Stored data
========================================

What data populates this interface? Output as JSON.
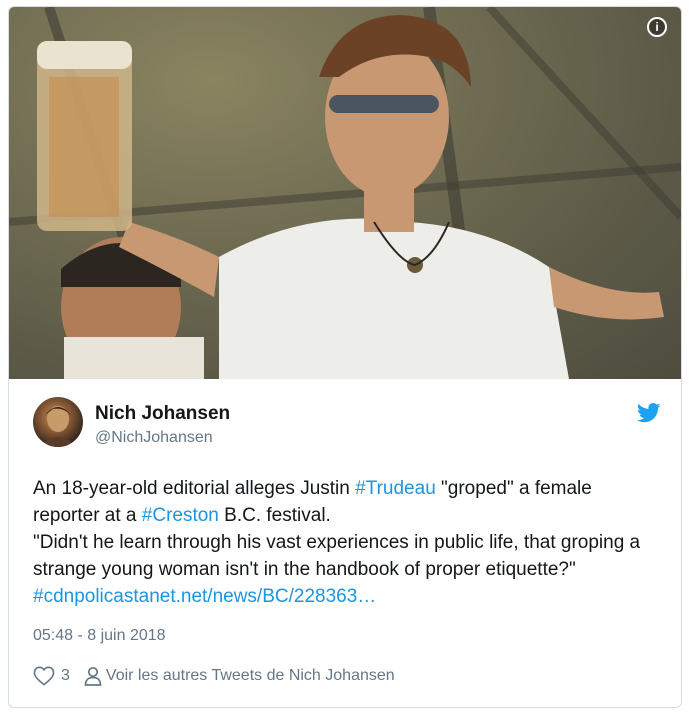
{
  "colors": {
    "link": "#1b95e0",
    "secondary": "#657786",
    "twitter_blue": "#1da1f2"
  },
  "media": {
    "info_icon": "info-icon"
  },
  "author": {
    "name": "Nich Johansen",
    "handle": "@NichJohansen"
  },
  "tweet": {
    "line1_before": "An 18-year-old editorial alleges Justin ",
    "hashtag1": "#Trudeau",
    "line1_after": " \"groped\" a female reporter at a ",
    "hashtag2": "#Creston",
    "line1_end": " B.C. festival.",
    "line2": "\"Didn't he learn through his vast experiences in public life, that groping a strange young woman isn't in the handbook of proper etiquette?\" ",
    "link": "#cdnpolicastanet.net/news/BC/228363…",
    "timestamp": "05:48 - 8 juin 2018"
  },
  "actions": {
    "like_count": "3",
    "more_label": "Voir les autres Tweets de Nich Johansen"
  }
}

========================================

**CHALLENGE**
Filter the data, keeping only the lines that contain "link".

**ANSWER TO THE EXERCISE**
    "link": "#1b95e0",
    "link": "#cdnpolicastanet.net/news/BC/228363…",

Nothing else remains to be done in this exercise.